Exercise —
Below are records to repeat exactly. Omit the pictures from the copy.

◇ ◇ ◇ ◇

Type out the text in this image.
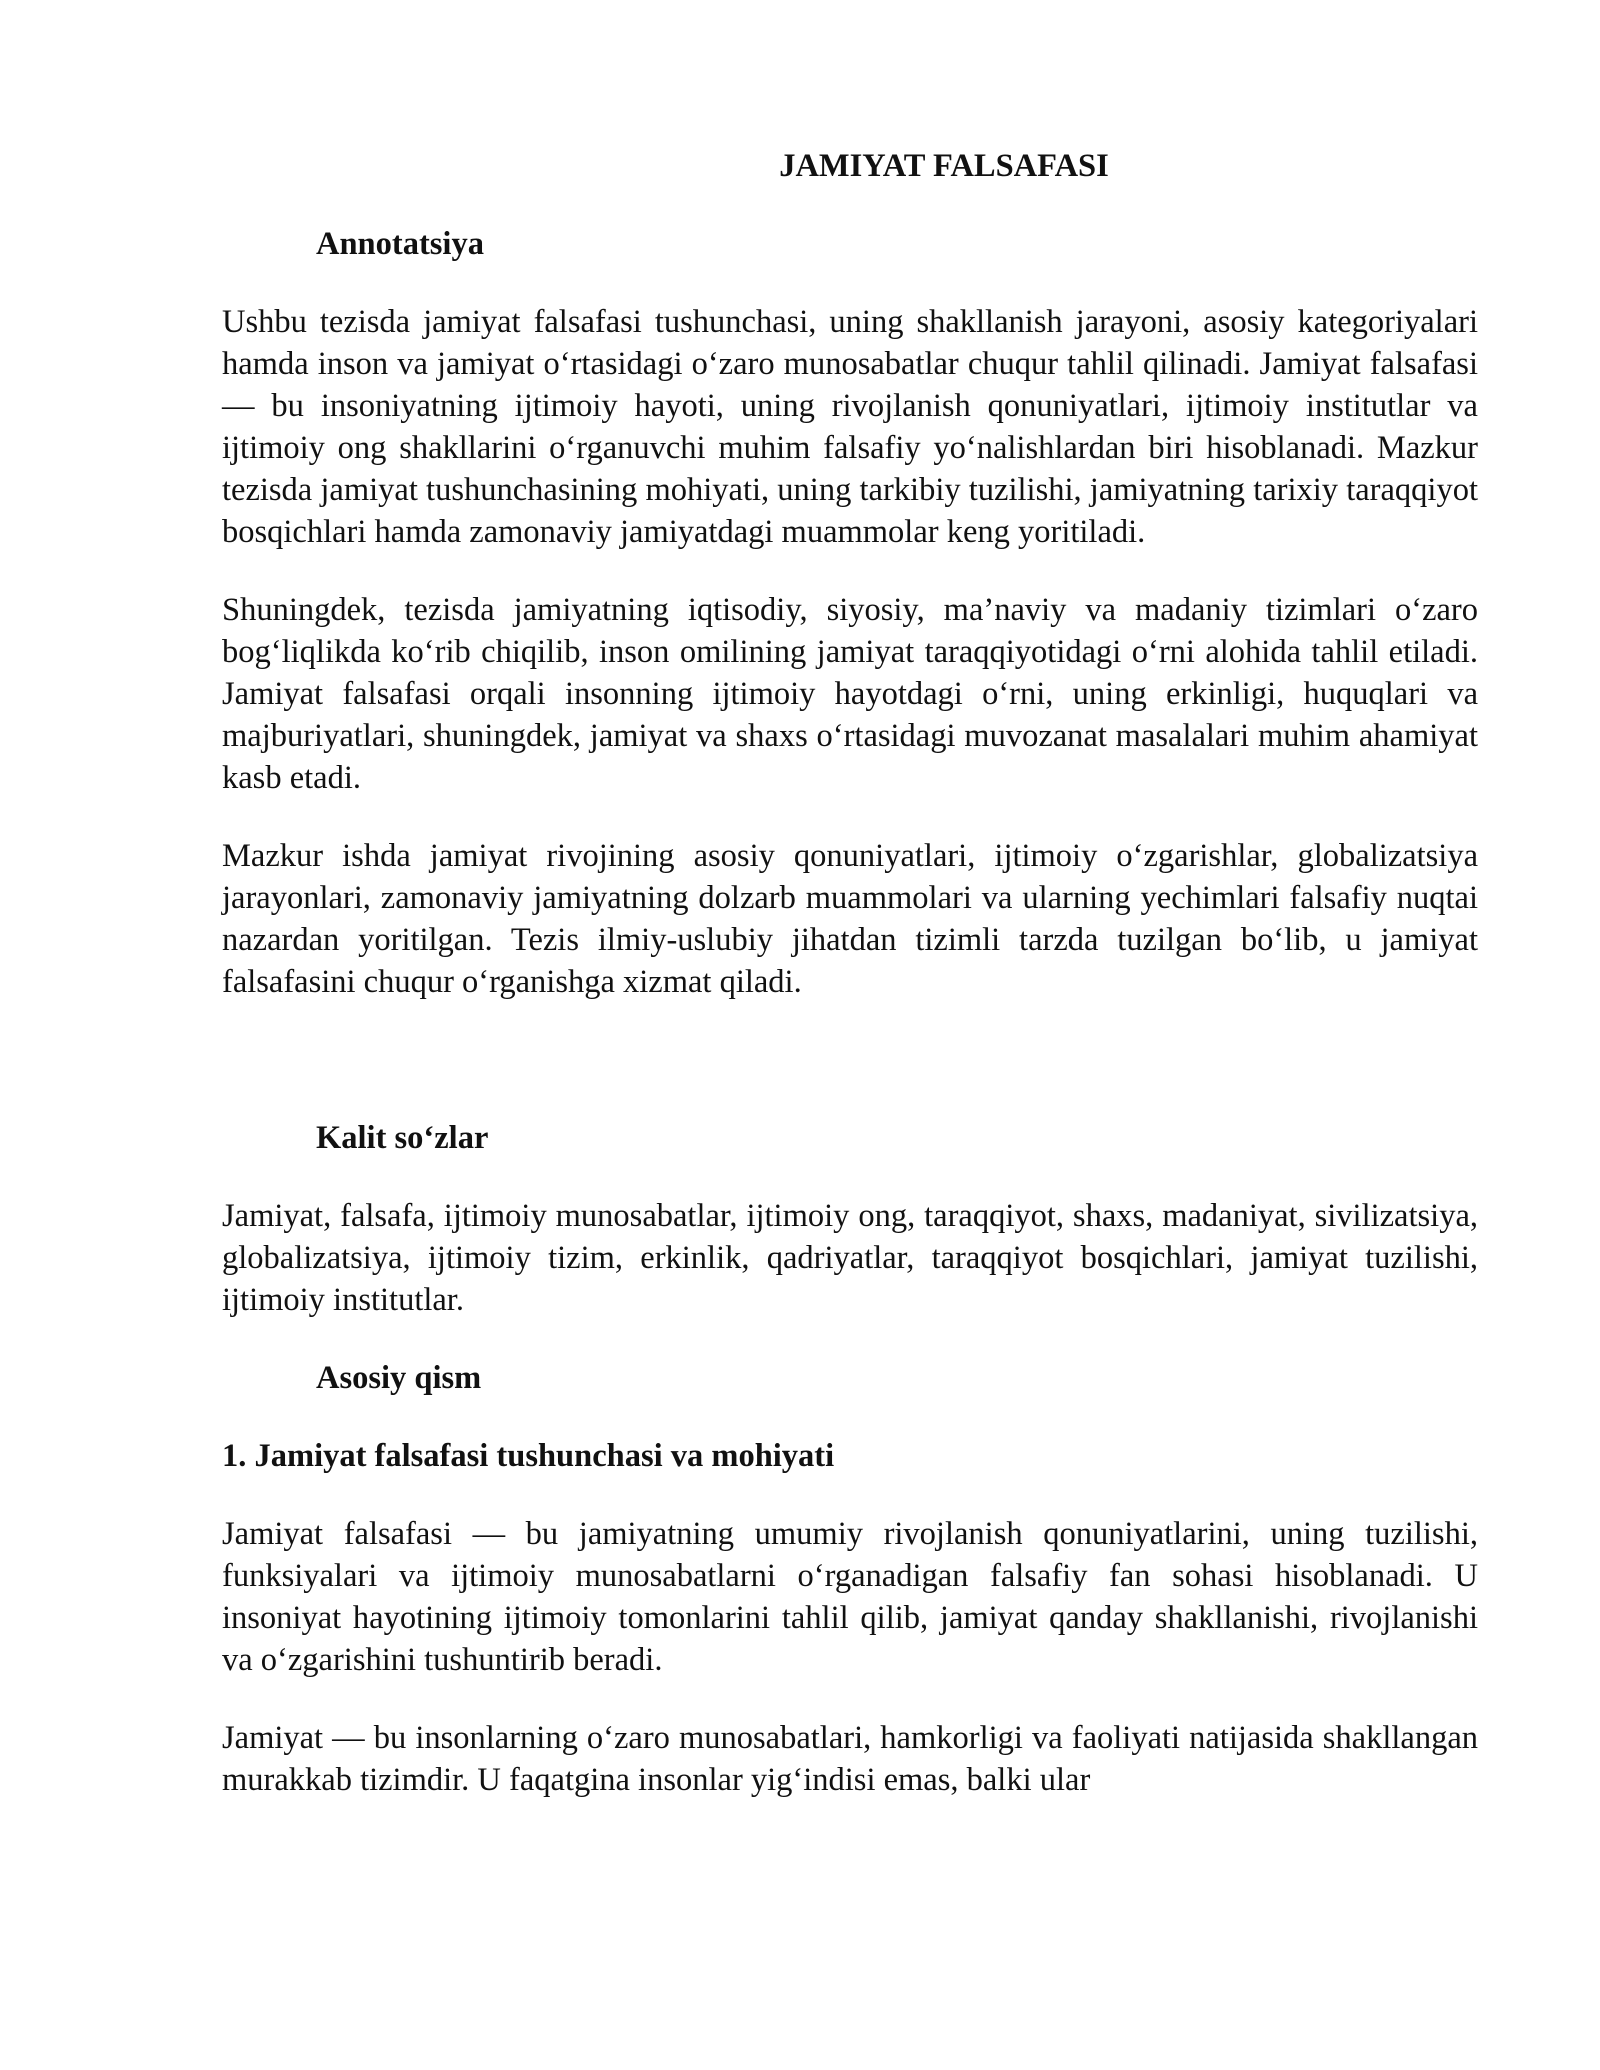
JAMIYAT FALSAFASI
Annotatsiya

Ushbu tezisda jamiyat falsafasi tushunchasi, uning shakllanish jarayoni, asosiy kategoriyalari hamda inson va jamiyat o‘rtasidagi o‘zaro munosabatlar chuqur tahlil qilinadi. Jamiyat falsafasi — bu insoniyatning ijtimoiy hayoti, uning rivojlanish qonuniyatlari, ijtimoiy institutlar va ijtimoiy ong shakllarini o‘rganuvchi muhim falsafiy yo‘nalishlardan biri hisoblanadi. Mazkur tezisda jamiyat tushunchasining mohiyati, uning tarkibiy tuzilishi, jamiyatning tarixiy taraqqiyot bosqichlari hamda zamonaviy jamiyatdagi muammolar keng yoritiladi.

Shuningdek, tezisda jamiyatning iqtisodiy, siyosiy, ma’naviy va madaniy tizimlari o‘zaro bog‘liqlikda ko‘rib chiqilib, inson omilining jamiyat taraqqiyotidagi o‘rni alohida tahlil etiladi. Jamiyat falsafasi orqali insonning ijtimoiy hayotdagi o‘rni, uning erkinligi, huquqlari va majburiyatlari, shuningdek, jamiyat va shaxs o‘rtasidagi muvozanat masalalari muhim ahamiyat kasb etadi.

Mazkur ishda jamiyat rivojining asosiy qonuniyatlari, ijtimoiy o‘zgarishlar, globalizatsiya jarayonlari, zamonaviy jamiyatning dolzarb muammolari va ularning yechimlari falsafiy nuqtai nazardan yoritilgan. Tezis ilmiy-uslubiy jihatdan tizimli tarzda tuzilgan bo‘lib, u jamiyat falsafasini chuqur o‘rganishga xizmat qiladi.

Kalit so‘zlar

Jamiyat, falsafa, ijtimoiy munosabatlar, ijtimoiy ong, taraqqiyot, shaxs, madaniyat, sivilizatsiya, globalizatsiya, ijtimoiy tizim, erkinlik, qadriyatlar, taraqqiyot bosqichlari, jamiyat tuzilishi, ijtimoiy institutlar.

Asosiy qism
1. Jamiyat falsafasi tushunchasi va mohiyati

Jamiyat falsafasi — bu jamiyatning umumiy rivojlanish qonuniyatlarini, uning tuzilishi, funksiyalari va ijtimoiy munosabatlarni o‘rganadigan falsafiy fan sohasi hisoblanadi. U insoniyat hayotining ijtimoiy tomonlarini tahlil qilib, jamiyat qanday shakllanishi, rivojlanishi va o‘zgarishini tushuntirib beradi.

Jamiyat — bu insonlarning o‘zaro munosabatlari, hamkorligi va faoliyati natijasida shakllangan murakkab tizimdir. U faqatgina insonlar yig‘indisi emas, balki ular
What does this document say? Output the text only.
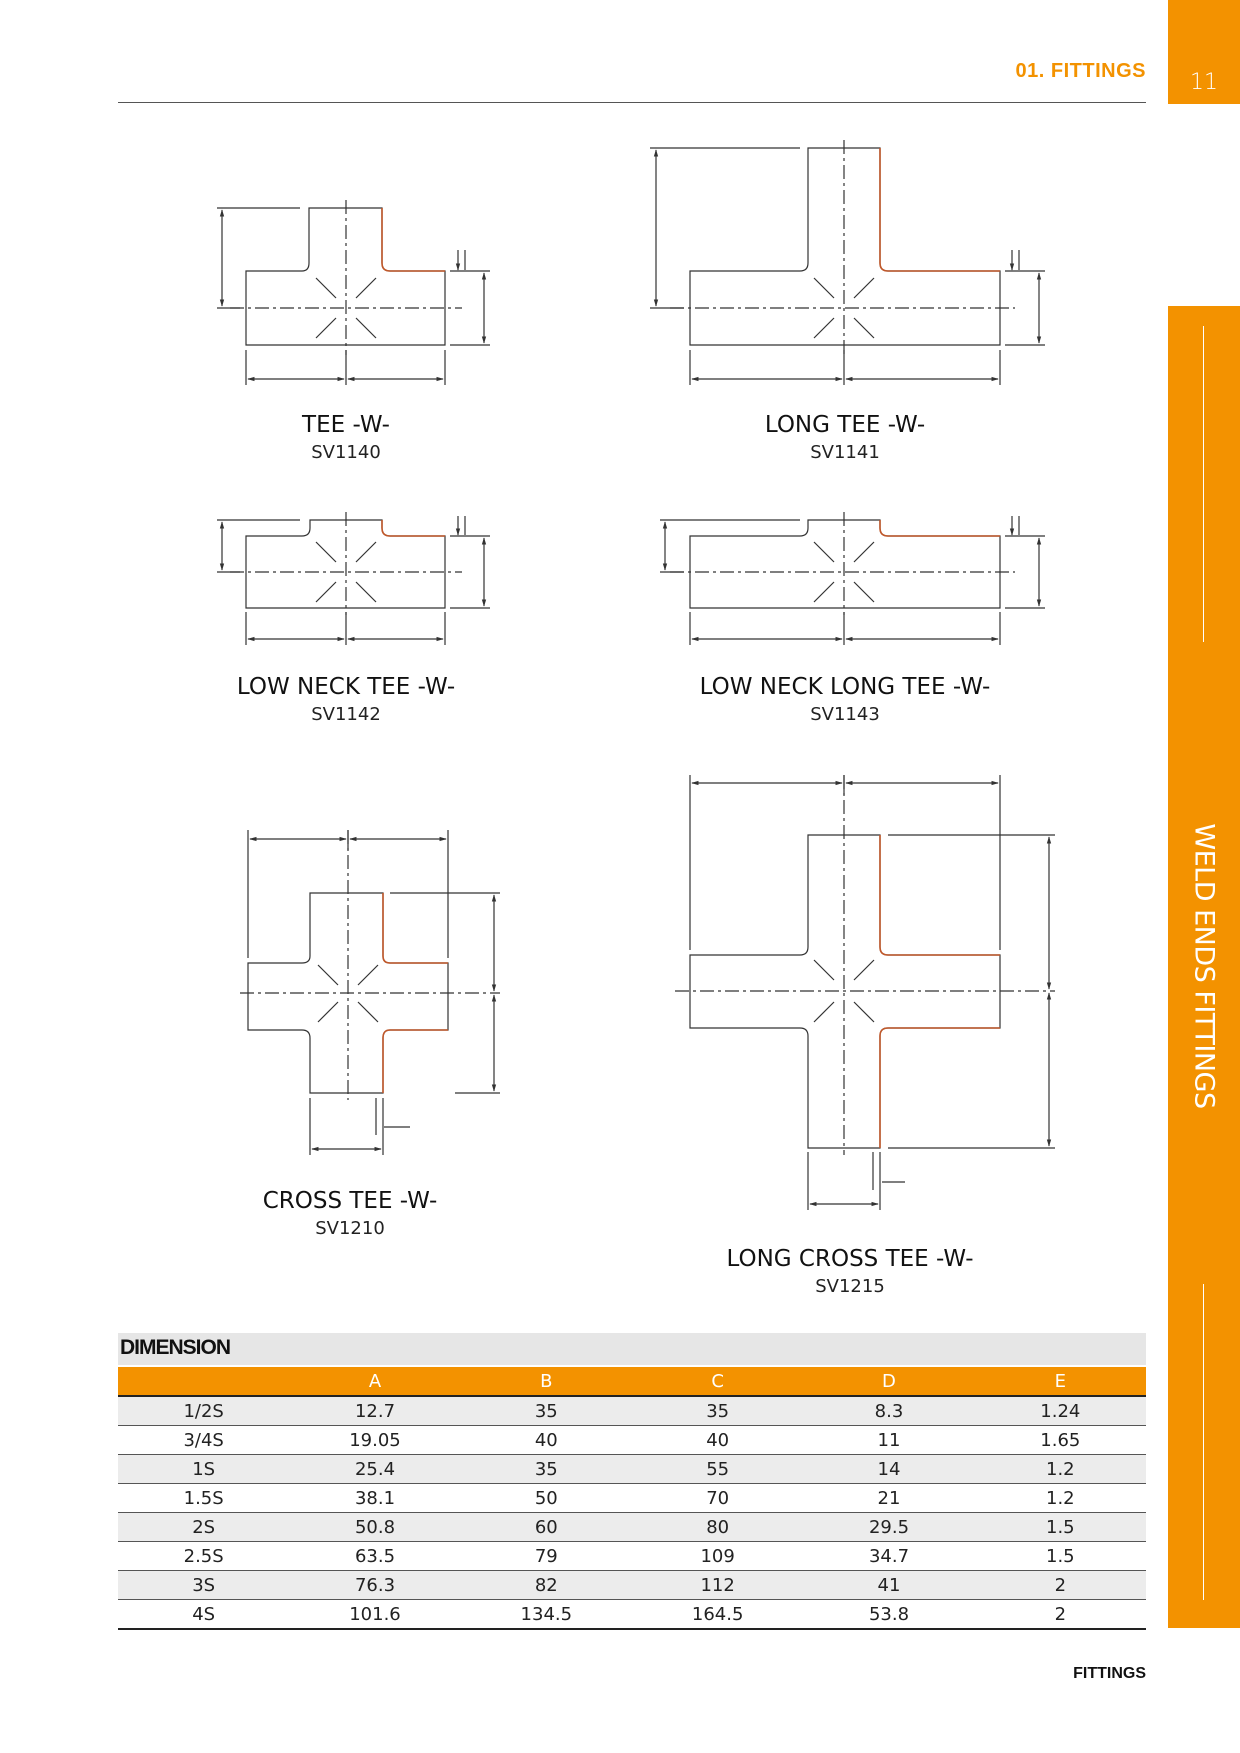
01. FITTINGS	11
WELD ENDS FITTINGS
TEE -W-
SV1140
LONG TEE -W-
SV1141
LOW NECK TEE -W-
SV1142
LOW NECK LONG TEE -W-
SV1143
CROSS TEE -W-
SV1210
LONG CROSS TEE -W-
SV1215
DIMENSION
	A	B	C	D	E
1/2S	12.7	35	35	8.3	1.24
3/4S	19.05	40	40	11	1.65
1S	25.4	35	55	14	1.2
1.5S	38.1	50	70	21	1.2
2S	50.8	60	80	29.5	1.5
2.5S	63.5	79	109	34.7	1.5
3S	76.3	82	112	41	2
4S	101.6	134.5	164.5	53.8	2
FITTINGS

◇ ◇ ◇ ◇

Solved problem —
Type out the text in this image.
JAMIYAT FALSAFASI
Annotatsiya

Ushbu tezisda jamiyat falsafasi tushunchasi, uning shakllanish jarayoni, asosiy kategoriyalari hamda inson va jamiyat o‘rtasidagi o‘zaro munosabatlar chuqur tahlil qilinadi. Jamiyat falsafasi — bu insoniyatning ijtimoiy hayoti, uning rivojlanish qonuniyatlari, ijtimoiy institutlar va ijtimoiy ong shakllarini o‘rganuvchi muhim falsafiy yo‘nalishlardan biri hisoblanadi. Mazkur tezisda jamiyat tushunchasining mohiyati, uning tarkibiy tuzilishi, jamiyatning tarixiy taraqqiyot bosqichlari hamda zamonaviy jamiyatdagi muammolar keng yoritiladi.

Shuningdek, tezisda jamiyatning iqtisodiy, siyosiy, ma’naviy va madaniy tizimlari o‘zaro bog‘liqlikda ko‘rib chiqilib, inson omilining jamiyat taraqqiyotidagi o‘rni alohida tahlil etiladi. Jamiyat falsafasi orqali insonning ijtimoiy hayotdagi o‘rni, uning erkinligi, huquqlari va majburiyatlari, shuningdek, jamiyat va shaxs o‘rtasidagi muvozanat masalalari muhim ahamiyat kasb etadi.

Mazkur ishda jamiyat rivojining asosiy qonuniyatlari, ijtimoiy o‘zgarishlar, globalizatsiya jarayonlari, zamonaviy jamiyatning dolzarb muammolari va ularning yechimlari falsafiy nuqtai nazardan yoritilgan. Tezis ilmiy-uslubiy jihatdan tizimli tarzda tuzilgan bo‘lib, u jamiyat falsafasini chuqur o‘rganishga xizmat qiladi.

Kalit so‘zlar

Jamiyat, falsafa, ijtimoiy munosabatlar, ijtimoiy ong, taraqqiyot, shaxs, madaniyat, sivilizatsiya, globalizatsiya, ijtimoiy tizim, erkinlik, qadriyatlar, taraqqiyot bosqichlari, jamiyat tuzilishi, ijtimoiy institutlar.

Asosiy qism
1. Jamiyat falsafasi tushunchasi va mohiyati

Jamiyat falsafasi — bu jamiyatning umumiy rivojlanish qonuniyatlarini, uning tuzilishi, funksiyalari va ijtimoiy munosabatlarni o‘rganadigan falsafiy fan sohasi hisoblanadi. U insoniyat hayotining ijtimoiy tomonlarini tahlil qilib, jamiyat qanday shakllanishi, rivojlanishi va o‘zgarishini tushuntirib beradi.

Jamiyat — bu insonlarning o‘zaro munosabatlari, hamkorligi va faoliyati natijasida shakllangan murakkab tizimdir. U faqatgina insonlar yig‘indisi emas, balki ular
What does this document say? Output the text only.
01. FITTINGS	11
WELD ENDS FITTINGS
TEE -W-
SV1140
LONG TEE -W-
SV1141
LOW NECK TEE -W-
SV1142
LOW NECK LONG TEE -W-
SV1143
CROSS TEE -W-
SV1210
LONG CROSS TEE -W-
SV1215
DIMENSION
	A	B	C	D	E
1/2S	12.7	35	35	8.3	1.24
3/4S	19.05	40	40	11	1.65
1S	25.4	35	55	14	1.2
1.5S	38.1	50	70	21	1.2
2S	50.8	60	80	29.5	1.5
2.5S	63.5	79	109	34.7	1.5
3S	76.3	82	112	41	2
4S	101.6	134.5	164.5	53.8	2
FITTINGS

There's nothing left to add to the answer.